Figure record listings
• • • •
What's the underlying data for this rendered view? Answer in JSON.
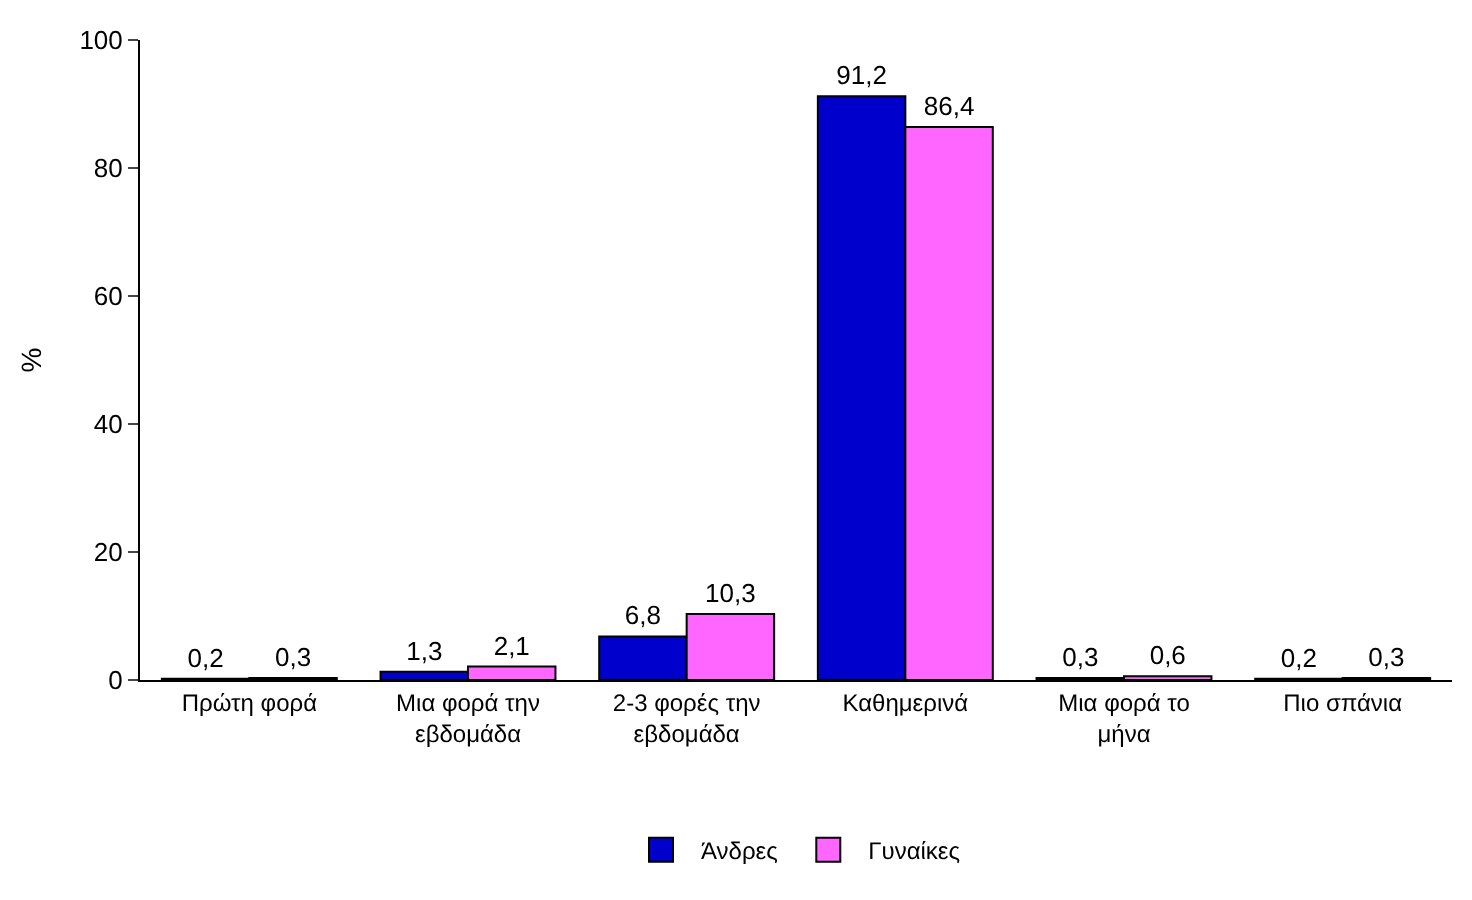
{
  "chart_data": {
    "type": "bar",
    "ylabel": "%",
    "categories": [
      "Πρώτη φορά",
      "Μια φορά την\nεβδομάδα",
      "2-3 φορές την\nεβδομάδα",
      "Καθημερινά",
      "Μια φορά το\nμήνα",
      "Πιο σπάνια"
    ],
    "series": [
      {
        "name": "Άνδρες",
        "color": "#0000cc",
        "values": [
          0.2,
          1.3,
          6.8,
          91.2,
          0.3,
          0.2
        ],
        "value_labels": [
          "0,2",
          "1,3",
          "6,8",
          "91,2",
          "0,3",
          "0,2"
        ]
      },
      {
        "name": "Γυναίκες",
        "color": "#ff66ff",
        "values": [
          0.3,
          2.1,
          10.3,
          86.4,
          0.6,
          0.3
        ],
        "value_labels": [
          "0,3",
          "2,1",
          "10,3",
          "86,4",
          "0,6",
          "0,3"
        ]
      }
    ],
    "ylim": [
      0,
      100
    ],
    "yticks": [
      0,
      20,
      40,
      60,
      80,
      100
    ],
    "grid": false,
    "legend": "bottom"
  }
}
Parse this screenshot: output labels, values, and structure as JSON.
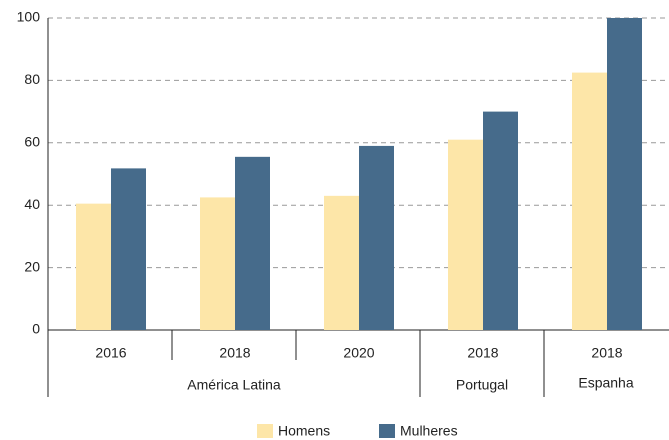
• • • •
What the exercise asks: Using the records above, list each line that includes "nεβδομάδα".

The reply:
      "Μια φορά την\nεβδομάδα",
      "2-3 φορές την\nεβδομάδα",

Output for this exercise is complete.